>> Start Material for this task
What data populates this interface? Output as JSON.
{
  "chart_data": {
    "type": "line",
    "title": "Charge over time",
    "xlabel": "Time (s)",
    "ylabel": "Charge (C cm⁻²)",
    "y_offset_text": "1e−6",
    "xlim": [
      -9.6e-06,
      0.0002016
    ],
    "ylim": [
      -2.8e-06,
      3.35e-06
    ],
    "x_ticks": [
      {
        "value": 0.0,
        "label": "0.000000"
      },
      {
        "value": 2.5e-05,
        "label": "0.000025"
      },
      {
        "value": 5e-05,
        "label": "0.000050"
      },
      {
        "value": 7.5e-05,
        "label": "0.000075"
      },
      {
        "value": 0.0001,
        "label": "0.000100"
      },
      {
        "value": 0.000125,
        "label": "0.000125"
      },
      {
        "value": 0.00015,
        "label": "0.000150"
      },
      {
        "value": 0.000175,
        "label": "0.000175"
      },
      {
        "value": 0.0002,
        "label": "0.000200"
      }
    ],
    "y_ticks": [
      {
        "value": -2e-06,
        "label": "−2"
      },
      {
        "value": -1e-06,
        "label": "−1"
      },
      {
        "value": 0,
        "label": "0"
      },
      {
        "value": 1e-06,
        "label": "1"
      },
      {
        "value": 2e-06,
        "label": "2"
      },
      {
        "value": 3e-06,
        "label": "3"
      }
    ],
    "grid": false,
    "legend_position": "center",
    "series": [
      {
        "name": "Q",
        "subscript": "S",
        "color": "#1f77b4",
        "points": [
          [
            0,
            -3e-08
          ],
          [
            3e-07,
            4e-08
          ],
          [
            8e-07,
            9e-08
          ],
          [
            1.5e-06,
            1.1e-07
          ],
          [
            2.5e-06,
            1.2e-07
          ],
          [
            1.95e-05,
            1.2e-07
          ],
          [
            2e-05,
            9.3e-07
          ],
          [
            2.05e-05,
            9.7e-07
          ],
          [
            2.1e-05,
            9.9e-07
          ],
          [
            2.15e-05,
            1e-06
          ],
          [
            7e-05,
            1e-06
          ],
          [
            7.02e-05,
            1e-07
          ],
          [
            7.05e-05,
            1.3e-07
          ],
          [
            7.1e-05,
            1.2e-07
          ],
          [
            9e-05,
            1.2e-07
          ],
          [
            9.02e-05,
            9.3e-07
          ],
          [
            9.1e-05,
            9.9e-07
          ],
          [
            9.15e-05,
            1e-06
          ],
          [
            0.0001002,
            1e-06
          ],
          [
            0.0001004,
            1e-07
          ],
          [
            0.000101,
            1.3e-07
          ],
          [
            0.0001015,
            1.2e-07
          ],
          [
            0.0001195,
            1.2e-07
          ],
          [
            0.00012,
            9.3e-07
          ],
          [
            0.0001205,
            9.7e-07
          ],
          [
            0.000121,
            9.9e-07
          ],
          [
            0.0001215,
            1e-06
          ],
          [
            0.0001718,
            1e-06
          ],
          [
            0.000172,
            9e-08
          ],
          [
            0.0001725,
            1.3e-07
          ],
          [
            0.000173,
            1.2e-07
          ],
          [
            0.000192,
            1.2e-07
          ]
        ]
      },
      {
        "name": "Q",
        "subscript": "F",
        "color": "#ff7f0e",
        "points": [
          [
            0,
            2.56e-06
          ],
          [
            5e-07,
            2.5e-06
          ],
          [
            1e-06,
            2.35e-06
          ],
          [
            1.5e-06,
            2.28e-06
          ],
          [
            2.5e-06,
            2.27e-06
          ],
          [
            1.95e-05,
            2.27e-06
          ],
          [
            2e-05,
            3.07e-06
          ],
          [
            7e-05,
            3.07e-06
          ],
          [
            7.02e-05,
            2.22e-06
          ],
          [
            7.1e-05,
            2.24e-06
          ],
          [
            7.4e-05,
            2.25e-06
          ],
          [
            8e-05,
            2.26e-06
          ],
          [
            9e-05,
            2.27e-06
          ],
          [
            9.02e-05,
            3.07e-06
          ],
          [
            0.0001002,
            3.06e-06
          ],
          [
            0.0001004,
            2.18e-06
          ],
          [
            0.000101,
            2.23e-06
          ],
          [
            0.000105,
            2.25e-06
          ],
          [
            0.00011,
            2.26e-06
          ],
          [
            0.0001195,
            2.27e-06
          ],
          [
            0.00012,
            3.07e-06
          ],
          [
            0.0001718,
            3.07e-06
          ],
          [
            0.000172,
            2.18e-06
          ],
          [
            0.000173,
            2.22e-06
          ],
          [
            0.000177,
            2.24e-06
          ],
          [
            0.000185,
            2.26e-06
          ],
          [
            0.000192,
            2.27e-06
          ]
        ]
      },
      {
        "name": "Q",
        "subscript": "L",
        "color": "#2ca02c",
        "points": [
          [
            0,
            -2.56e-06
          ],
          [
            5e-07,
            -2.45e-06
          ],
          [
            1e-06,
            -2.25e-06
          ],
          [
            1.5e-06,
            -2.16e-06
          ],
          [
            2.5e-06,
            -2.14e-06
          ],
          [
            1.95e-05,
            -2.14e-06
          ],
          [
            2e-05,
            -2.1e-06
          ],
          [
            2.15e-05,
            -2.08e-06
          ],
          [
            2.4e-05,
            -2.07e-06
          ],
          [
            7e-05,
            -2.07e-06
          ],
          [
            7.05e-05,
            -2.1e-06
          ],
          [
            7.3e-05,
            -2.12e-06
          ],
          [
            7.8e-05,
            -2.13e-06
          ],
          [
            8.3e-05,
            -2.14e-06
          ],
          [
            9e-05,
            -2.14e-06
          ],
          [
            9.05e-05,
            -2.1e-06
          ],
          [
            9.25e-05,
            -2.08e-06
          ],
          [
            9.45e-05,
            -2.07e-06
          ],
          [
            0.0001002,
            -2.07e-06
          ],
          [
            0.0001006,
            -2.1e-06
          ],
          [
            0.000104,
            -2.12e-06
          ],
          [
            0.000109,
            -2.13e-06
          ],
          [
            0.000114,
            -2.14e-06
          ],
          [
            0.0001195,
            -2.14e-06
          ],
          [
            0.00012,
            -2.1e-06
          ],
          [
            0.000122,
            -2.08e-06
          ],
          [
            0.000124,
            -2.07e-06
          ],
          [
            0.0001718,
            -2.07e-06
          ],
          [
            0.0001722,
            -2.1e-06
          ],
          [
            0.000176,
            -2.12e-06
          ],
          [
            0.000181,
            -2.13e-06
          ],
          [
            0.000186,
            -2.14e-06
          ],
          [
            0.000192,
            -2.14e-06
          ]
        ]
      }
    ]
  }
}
>> End Material for this task
Given task: Retype all the material above precisely, with no line left out.

Task solution:
What data populates this interface? Output as JSON.
{
  "chart_data": {
    "type": "line",
    "title": "Charge over time",
    "xlabel": "Time (s)",
    "ylabel": "Charge (C cm⁻²)",
    "y_offset_text": "1e−6",
    "xlim": [
      -9.6e-06,
      0.0002016
    ],
    "ylim": [
      -2.8e-06,
      3.35e-06
    ],
    "x_ticks": [
      {
        "value": 0.0,
        "label": "0.000000"
      },
      {
        "value": 2.5e-05,
        "label": "0.000025"
      },
      {
        "value": 5e-05,
        "label": "0.000050"
      },
      {
        "value": 7.5e-05,
        "label": "0.000075"
      },
      {
        "value": 0.0001,
        "label": "0.000100"
      },
      {
        "value": 0.000125,
        "label": "0.000125"
      },
      {
        "value": 0.00015,
        "label": "0.000150"
      },
      {
        "value": 0.000175,
        "label": "0.000175"
      },
      {
        "value": 0.0002,
        "label": "0.000200"
      }
    ],
    "y_ticks": [
      {
        "value": -2e-06,
        "label": "−2"
      },
      {
        "value": -1e-06,
        "label": "−1"
      },
      {
        "value": 0,
        "label": "0"
      },
      {
        "value": 1e-06,
        "label": "1"
      },
      {
        "value": 2e-06,
        "label": "2"
      },
      {
        "value": 3e-06,
        "label": "3"
      }
    ],
    "grid": false,
    "legend_position": "center",
    "series": [
      {
        "name": "Q",
        "subscript": "S",
        "color": "#1f77b4",
        "points": [
          [
            0,
            -3e-08
          ],
          [
            3e-07,
            4e-08
          ],
          [
            8e-07,
            9e-08
          ],
          [
            1.5e-06,
            1.1e-07
          ],
          [
            2.5e-06,
            1.2e-07
          ],
          [
            1.95e-05,
            1.2e-07
          ],
          [
            2e-05,
            9.3e-07
          ],
          [
            2.05e-05,
            9.7e-07
          ],
          [
            2.1e-05,
            9.9e-07
          ],
          [
            2.15e-05,
            1e-06
          ],
          [
            7e-05,
            1e-06
          ],
          [
            7.02e-05,
            1e-07
          ],
          [
            7.05e-05,
            1.3e-07
          ],
          [
            7.1e-05,
            1.2e-07
          ],
          [
            9e-05,
            1.2e-07
          ],
          [
            9.02e-05,
            9.3e-07
          ],
          [
            9.1e-05,
            9.9e-07
          ],
          [
            9.15e-05,
            1e-06
          ],
          [
            0.0001002,
            1e-06
          ],
          [
            0.0001004,
            1e-07
          ],
          [
            0.000101,
            1.3e-07
          ],
          [
            0.0001015,
            1.2e-07
          ],
          [
            0.0001195,
            1.2e-07
          ],
          [
            0.00012,
            9.3e-07
          ],
          [
            0.0001205,
            9.7e-07
          ],
          [
            0.000121,
            9.9e-07
          ],
          [
            0.0001215,
            1e-06
          ],
          [
            0.0001718,
            1e-06
          ],
          [
            0.000172,
            9e-08
          ],
          [
            0.0001725,
            1.3e-07
          ],
          [
            0.000173,
            1.2e-07
          ],
          [
            0.000192,
            1.2e-07
          ]
        ]
      },
      {
        "name": "Q",
        "subscript": "F",
        "color": "#ff7f0e",
        "points": [
          [
            0,
            2.56e-06
          ],
          [
            5e-07,
            2.5e-06
          ],
          [
            1e-06,
            2.35e-06
          ],
          [
            1.5e-06,
            2.28e-06
          ],
          [
            2.5e-06,
            2.27e-06
          ],
          [
            1.95e-05,
            2.27e-06
          ],
          [
            2e-05,
            3.07e-06
          ],
          [
            7e-05,
            3.07e-06
          ],
          [
            7.02e-05,
            2.22e-06
          ],
          [
            7.1e-05,
            2.24e-06
          ],
          [
            7.4e-05,
            2.25e-06
          ],
          [
            8e-05,
            2.26e-06
          ],
          [
            9e-05,
            2.27e-06
          ],
          [
            9.02e-05,
            3.07e-06
          ],
          [
            0.0001002,
            3.06e-06
          ],
          [
            0.0001004,
            2.18e-06
          ],
          [
            0.000101,
            2.23e-06
          ],
          [
            0.000105,
            2.25e-06
          ],
          [
            0.00011,
            2.26e-06
          ],
          [
            0.0001195,
            2.27e-06
          ],
          [
            0.00012,
            3.07e-06
          ],
          [
            0.0001718,
            3.07e-06
          ],
          [
            0.000172,
            2.18e-06
          ],
          [
            0.000173,
            2.22e-06
          ],
          [
            0.000177,
            2.24e-06
          ],
          [
            0.000185,
            2.26e-06
          ],
          [
            0.000192,
            2.27e-06
          ]
        ]
      },
      {
        "name": "Q",
        "subscript": "L",
        "color": "#2ca02c",
        "points": [
          [
            0,
            -2.56e-06
          ],
          [
            5e-07,
            -2.45e-06
          ],
          [
            1e-06,
            -2.25e-06
          ],
          [
            1.5e-06,
            -2.16e-06
          ],
          [
            2.5e-06,
            -2.14e-06
          ],
          [
            1.95e-05,
            -2.14e-06
          ],
          [
            2e-05,
            -2.1e-06
          ],
          [
            2.15e-05,
            -2.08e-06
          ],
          [
            2.4e-05,
            -2.07e-06
          ],
          [
            7e-05,
            -2.07e-06
          ],
          [
            7.05e-05,
            -2.1e-06
          ],
          [
            7.3e-05,
            -2.12e-06
          ],
          [
            7.8e-05,
            -2.13e-06
          ],
          [
            8.3e-05,
            -2.14e-06
          ],
          [
            9e-05,
            -2.14e-06
          ],
          [
            9.05e-05,
            -2.1e-06
          ],
          [
            9.25e-05,
            -2.08e-06
          ],
          [
            9.45e-05,
            -2.07e-06
          ],
          [
            0.0001002,
            -2.07e-06
          ],
          [
            0.0001006,
            -2.1e-06
          ],
          [
            0.000104,
            -2.12e-06
          ],
          [
            0.000109,
            -2.13e-06
          ],
          [
            0.000114,
            -2.14e-06
          ],
          [
            0.0001195,
            -2.14e-06
          ],
          [
            0.00012,
            -2.1e-06
          ],
          [
            0.000122,
            -2.08e-06
          ],
          [
            0.000124,
            -2.07e-06
          ],
          [
            0.0001718,
            -2.07e-06
          ],
          [
            0.0001722,
            -2.1e-06
          ],
          [
            0.000176,
            -2.12e-06
          ],
          [
            0.000181,
            -2.13e-06
          ],
          [
            0.000186,
            -2.14e-06
          ],
          [
            0.000192,
            -2.14e-06
          ]
        ]
      }
    ]
  }
}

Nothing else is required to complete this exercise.